Problem statement:
Make an exact copy of the records, with the pictures left out.

Raw records:

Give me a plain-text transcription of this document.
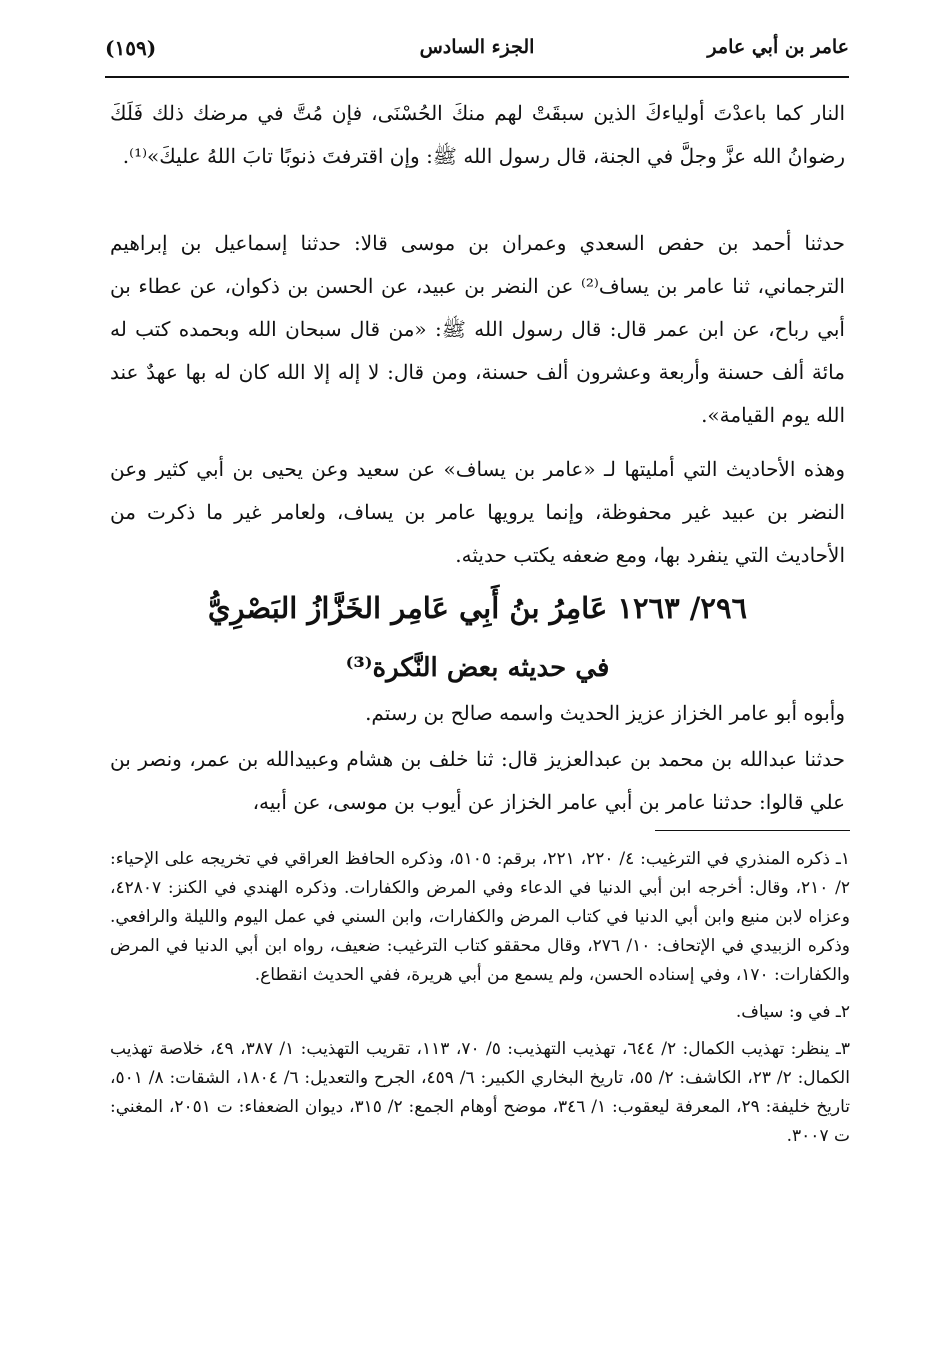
عامر بن أبي عامر
الجزء السادس
(١٥٩)
النار كما باعدْتَ أولياءكَ الذين سبقَتْ لهم منكَ الحُسْنَى، فإن مُتَّ في مرضك ذلك فَلَكَ رضوانُ الله عزَّ وجلَّ في الجنة، قال رسول الله ﷺ: وإن اقترفتَ ذنوبًا تابَ اللهُ عليكَ»⁽¹⁾.
حدثنا أحمد بن حفص السعدي وعمران بن موسى قالا: حدثنا إسماعيل بن إبراهيم الترجماني، ثنا عامر بن يساف⁽²⁾ عن النضر بن عبيد، عن الحسن بن ذكوان، عن عطاء بن أبي رباح، عن ابن عمر قال: قال رسول الله ﷺ: «من قال سبحان الله وبحمده كتب له مائة ألف حسنة وأربعة وعشرون ألف حسنة، ومن قال: لا إله إلا الله كان له بها عهدٌ عند الله يوم القيامة».
وهذه الأحاديث التي أمليتها لـ «عامر بن يساف» عن سعيد وعن يحيى بن أبي كثير وعن النضر بن عبيد غير محفوظة، وإنما يرويها عامر بن يساف، ولعامر غير ما ذكرت من الأحاديث التي ينفرد بها، ومع ضعفه يكتب حديثه.
٢٩٦/ ١٢٦٣ عَامِرُ بنُ أَبِي عَامِر الخَزَّازُ البَصْرِيُّ
في حديثه بعض النَّكرة⁽³⁾
وأبوه أبو عامر الخزاز عزيز الحديث واسمه صالح بن رستم.
حدثنا عبدالله بن محمد بن عبدالعزيز قال: ثنا خلف بن هشام وعبيدالله بن عمر، ونصر بن علي قالوا: حدثنا عامر بن أبي عامر الخزاز عن أيوب بن موسى، عن أبيه،

١ـ ذكره المنذري في الترغيب: ٤/ ٢٢٠، ٢٢١، برقم: ٥١٠٥، وذكره الحافظ العراقي في تخريجه على الإحياء: ٢/ ٢١٠، وقال: أخرجه ابن أبي الدنيا في الدعاء وفي المرض والكفارات. وذكره الهندي في الكنز: ٤٢٨٠٧، وعزاه لابن منيع وابن أبي الدنيا في كتاب المرض والكفارات، وابن السني في عمل اليوم والليلة والرافعي. وذكره الزبيدي في الإتحاف: ١٠/ ٢٧٦، وقال محققو كتاب الترغيب: ضعيف، رواه ابن أبي الدنيا في المرض والكفارات: ١٧٠، وفي إسناده الحسن، ولم يسمع من أبي هريرة، ففي الحديث انقطاع.

٢ـ في و: سياف.

٣ـ ينظر: تهذيب الكمال: ٢/ ٦٤٤، تهذيب التهذيب: ٥/ ٧٠، ١١٣، تقريب التهذيب: ١/ ٣٨٧، ٤٩، خلاصة تهذيب الكمال: ٢/ ٢٣، الكاشف: ٢/ ٥٥، تاريخ البخاري الكبير: ٦/ ٤٥٩، الجرح والتعديل: ٦/ ١٨٠٤، الشقات: ٨/ ٥٠١، تاريخ خليفة: ٢٩، المعرفة ليعقوب: ١/ ٣٤٦، موضح أوهام الجمع: ٢/ ٣١٥، ديوان الضعفاء: ت ٢٠٥١، المغني: ت ٣٠٠٧.
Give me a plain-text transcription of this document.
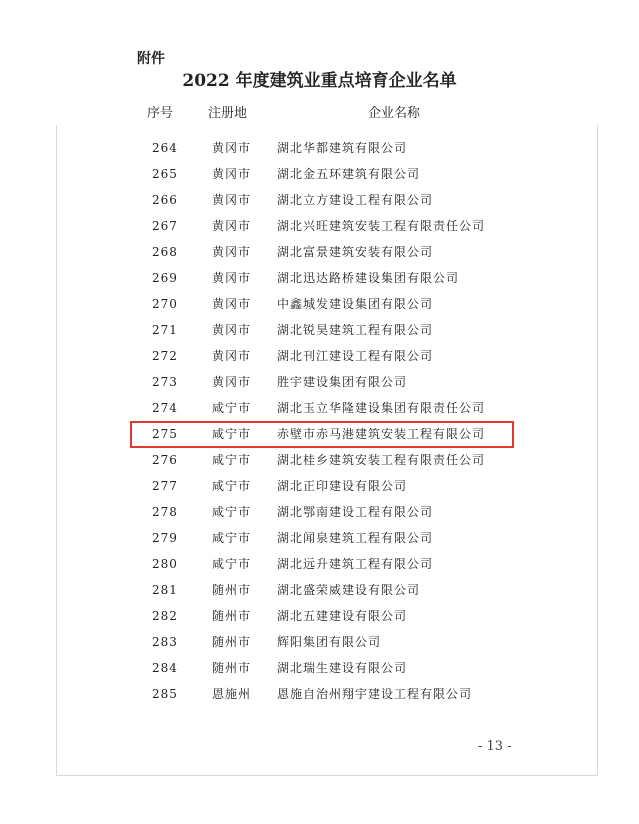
附件
2022 年度建筑业重点培育企业名单
序号	注册地	企业名称
264	黄冈市 湖北华都建筑有限公司
265	黄冈市 湖北金五环建筑有限公司
266	黄冈市 湖北立方建设工程有限公司
267	黄冈市 湖北兴旺建筑安装工程有限责任公司
268	黄冈市 湖北富景建筑安装有限公司
269	黄冈市 湖北迅达路桥建设集团有限公司
270	黄冈市 中鑫城发建设集团有限公司
271	黄冈市 湖北锐昊建筑工程有限公司
272	黄冈市 湖北刊江建设工程有限公司
273	黄冈市 胜宇建设集团有限公司
274	咸宁市 湖北玉立华隆建设集团有限责任公司
275	咸宁市 赤壁市赤马港建筑安装工程有限公司
276	咸宁市 湖北桂乡建筑安装工程有限责任公司
277	咸宁市 湖北正印建设有限公司
278	咸宁市 湖北鄂南建设工程有限公司
279	咸宁市 湖北闻泉建筑工程有限公司
280	咸宁市 湖北远升建筑工程有限公司
281	随州市 湖北盛荣威建设有限公司
282	随州市 湖北五建建设有限公司
283	随州市 辉阳集团有限公司
284	随州市 湖北瑞生建设有限公司
285	恩施州 恩施自治州翔宇建设工程有限公司
- 13 -
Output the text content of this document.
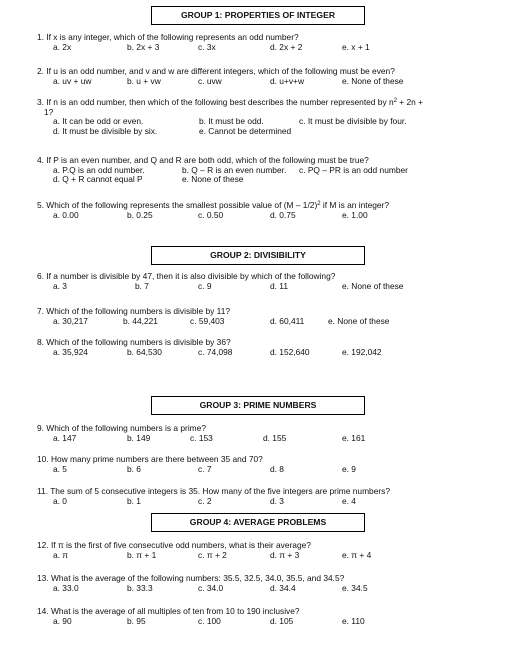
GROUP 1: PROPERTIES OF INTEGER
1. If x is any integer, which of the following represents an odd number?
a. 2x	b. 2x + 3	c. 3x	d. 2x + 2	e. x + 1
2. If u is an odd number, and v and w are different integers, which of the following must be even?
a. uv + uw	b. u + vw	c. uvw	d. u+v+w	e. None of these
3. If n is an odd number, then which of the following best describes the number represented by $n^2 + 2n$ +
1?
a. It can be odd or even.	b. It must be odd.	c. It must be divisible by four.
d. It must be divisible by six.	e. Cannot be determined
4. If P is an even number, and Q and R are both odd, which of the following must be true?
a. P.Q is an odd number.	b. Q – R is an even number. c. PQ – PR is an odd number
d. Q + R cannot equal P	e. None of these
5. Which of the following represents the smallest possible value of (M – 1/2)$^2$ if M is an integer?
a. 0.00	b. 0.25	c. 0.50	d. 0.75	e. 1.00
GROUP 2: DIVISIBILITY
6. If a number is divisible by 47, then it is also divisible by which of the following?
a. 3	b. 7	c. 9	d. 11	e. None of these
7. Which of the following numbers is divisible by 11?
a. 30,217	b. 44,221	c. 59,403	d. 60,411	e. None of these
8. Which of the following numbers is divisible by 36?
a. 35,924	b. 64,530	c. 74,098	d. 152,640	e. 192,042
GROUP 3: PRIME NUMBERS
9. Which of the following numbers is a prime?
a. 147	b. 149	c. 153	d. 155	e. 161
10. How many prime numbers are there between 35 and 70?
a. 5	b. 6	c. 7	d. 8	e. 9
11. The sum of 5 consecutive integers is 35. How many of the five integers are prime numbers?
a. 0	b. 1	c. 2	d. 3	e. 4
GROUP 4: AVERAGE PROBLEMS
12. If π is the first of five consecutive odd numbers, what is their average?
a. π	b. π + 1	c. π + 2	d. π + 3	e. π + 4
13. What is the average of the following numbers: 35.5, 32.5, 34.0, 35.5, and 34.5?
a. 33.0	b. 33.3	c. 34.0	d. 34.4	e. 34.5
14. What is the average of all multiples of ten from 10 to 190 inclusive?
a. 90	b. 95	c. 100	d. 105	e. 110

Reply:
Give me a plain-text transcription of this document.
عامر بن أبي عامر
الجزء السادس
(١٥٩)
النار كما باعدْتَ أولياءكَ الذين سبقَتْ لهم منكَ الحُسْنَى، فإن مُتَّ في مرضك ذلك فَلَكَ رضوانُ الله عزَّ وجلَّ في الجنة، قال رسول الله ﷺ: وإن اقترفتَ ذنوبًا تابَ اللهُ عليكَ»⁽¹⁾.
حدثنا أحمد بن حفص السعدي وعمران بن موسى قالا: حدثنا إسماعيل بن إبراهيم الترجماني، ثنا عامر بن يساف⁽²⁾ عن النضر بن عبيد، عن الحسن بن ذكوان، عن عطاء بن أبي رباح، عن ابن عمر قال: قال رسول الله ﷺ: «من قال سبحان الله وبحمده كتب له مائة ألف حسنة وأربعة وعشرون ألف حسنة، ومن قال: لا إله إلا الله كان له بها عهدٌ عند الله يوم القيامة».
وهذه الأحاديث التي أمليتها لـ «عامر بن يساف» عن سعيد وعن يحيى بن أبي كثير وعن النضر بن عبيد غير محفوظة، وإنما يرويها عامر بن يساف، ولعامر غير ما ذكرت من الأحاديث التي ينفرد بها، ومع ضعفه يكتب حديثه.
٢٩٦/ ١٢٦٣ عَامِرُ بنُ أَبِي عَامِر الخَزَّازُ البَصْرِيُّ
في حديثه بعض النَّكرة⁽³⁾
وأبوه أبو عامر الخزاز عزيز الحديث واسمه صالح بن رستم.
حدثنا عبدالله بن محمد بن عبدالعزيز قال: ثنا خلف بن هشام وعبيدالله بن عمر، ونصر بن علي قالوا: حدثنا عامر بن أبي عامر الخزاز عن أيوب بن موسى، عن أبيه،

١ـ ذكره المنذري في الترغيب: ٤/ ٢٢٠، ٢٢١، برقم: ٥١٠٥، وذكره الحافظ العراقي في تخريجه على الإحياء: ٢/ ٢١٠، وقال: أخرجه ابن أبي الدنيا في الدعاء وفي المرض والكفارات. وذكره الهندي في الكنز: ٤٢٨٠٧، وعزاه لابن منيع وابن أبي الدنيا في كتاب المرض والكفارات، وابن السني في عمل اليوم والليلة والرافعي. وذكره الزبيدي في الإتحاف: ١٠/ ٢٧٦، وقال محققو كتاب الترغيب: ضعيف، رواه ابن أبي الدنيا في المرض والكفارات: ١٧٠، وفي إسناده الحسن، ولم يسمع من أبي هريرة، ففي الحديث انقطاع.

٢ـ في و: سياف.

٣ـ ينظر: تهذيب الكمال: ٢/ ٦٤٤، تهذيب التهذيب: ٥/ ٧٠، ١١٣، تقريب التهذيب: ١/ ٣٨٧، ٤٩، خلاصة تهذيب الكمال: ٢/ ٢٣، الكاشف: ٢/ ٥٥، تاريخ البخاري الكبير: ٦/ ٤٥٩، الجرح والتعديل: ٦/ ١٨٠٤، الشقات: ٨/ ٥٠١، تاريخ خليفة: ٢٩، المعرفة ليعقوب: ١/ ٣٤٦، موضح أوهام الجمع: ٢/ ٣١٥، ديوان الضعفاء: ت ٢٠٥١، المغني: ت ٣٠٠٧.
Give me a plain-text transcription of this document.
附件
2022 年度建筑业重点培育企业名单
序号	注册地	企业名称
264	黄冈市 湖北华都建筑有限公司
265	黄冈市 湖北金五环建筑有限公司
266	黄冈市 湖北立方建设工程有限公司
267	黄冈市 湖北兴旺建筑安装工程有限责任公司
268	黄冈市 湖北富景建筑安装有限公司
269	黄冈市 湖北迅达路桥建设集团有限公司
270	黄冈市 中鑫城发建设集团有限公司
271	黄冈市 湖北锐昊建筑工程有限公司
272	黄冈市 湖北刊江建设工程有限公司
273	黄冈市 胜宇建设集团有限公司
274	咸宁市 湖北玉立华隆建设集团有限责任公司
275	咸宁市 赤壁市赤马港建筑安装工程有限公司
276	咸宁市 湖北桂乡建筑安装工程有限责任公司
277	咸宁市 湖北正印建设有限公司
278	咸宁市 湖北鄂南建设工程有限公司
279	咸宁市 湖北闻泉建筑工程有限公司
280	咸宁市 湖北远升建筑工程有限公司
281	随州市 湖北盛荣威建设有限公司
282	随州市 湖北五建建设有限公司
283	随州市 辉阳集团有限公司
284	随州市 湖北瑞生建设有限公司
285	恩施州 恩施自治州翔宇建设工程有限公司
- 13 -
Output the text content of this document.
GROUP 1: PROPERTIES OF INTEGER
1. If x is any integer, which of the following represents an odd number?
a. 2x	b. 2x + 3	c. 3x	d. 2x + 2	e. x + 1
2. If u is an odd number, and v and w are different integers, which of the following must be even?
a. uv + uw	b. u + vw	c. uvw	d. u+v+w	e. None of these
3. If n is an odd number, then which of the following best describes the number represented by $n^2 + 2n$ +
1?
a. It can be odd or even.	b. It must be odd.	c. It must be divisible by four.
d. It must be divisible by six.	e. Cannot be determined
4. If P is an even number, and Q and R are both odd, which of the following must be true?
a. P.Q is an odd number.	b. Q – R is an even number. c. PQ – PR is an odd number
d. Q + R cannot equal P	e. None of these
5. Which of the following represents the smallest possible value of (M – 1/2)$^2$ if M is an integer?
a. 0.00	b. 0.25	c. 0.50	d. 0.75	e. 1.00
GROUP 2: DIVISIBILITY
6. If a number is divisible by 47, then it is also divisible by which of the following?
a. 3	b. 7	c. 9	d. 11	e. None of these
7. Which of the following numbers is divisible by 11?
a. 30,217	b. 44,221	c. 59,403	d. 60,411	e. None of these
8. Which of the following numbers is divisible by 36?
a. 35,924	b. 64,530	c. 74,098	d. 152,640	e. 192,042
GROUP 3: PRIME NUMBERS
9. Which of the following numbers is a prime?
a. 147	b. 149	c. 153	d. 155	e. 161
10. How many prime numbers are there between 35 and 70?
a. 5	b. 6	c. 7	d. 8	e. 9
11. The sum of 5 consecutive integers is 35. How many of the five integers are prime numbers?
a. 0	b. 1	c. 2	d. 3	e. 4
GROUP 4: AVERAGE PROBLEMS
12. If π is the first of five consecutive odd numbers, what is their average?
a. π	b. π + 1	c. π + 2	d. π + 3	e. π + 4
13. What is the average of the following numbers: 35.5, 32.5, 34.0, 35.5, and 34.5?
a. 33.0	b. 33.3	c. 34.0	d. 34.4	e. 34.5
14. What is the average of all multiples of ten from 10 to 190 inclusive?
a. 90	b. 95	c. 100	d. 105	e. 110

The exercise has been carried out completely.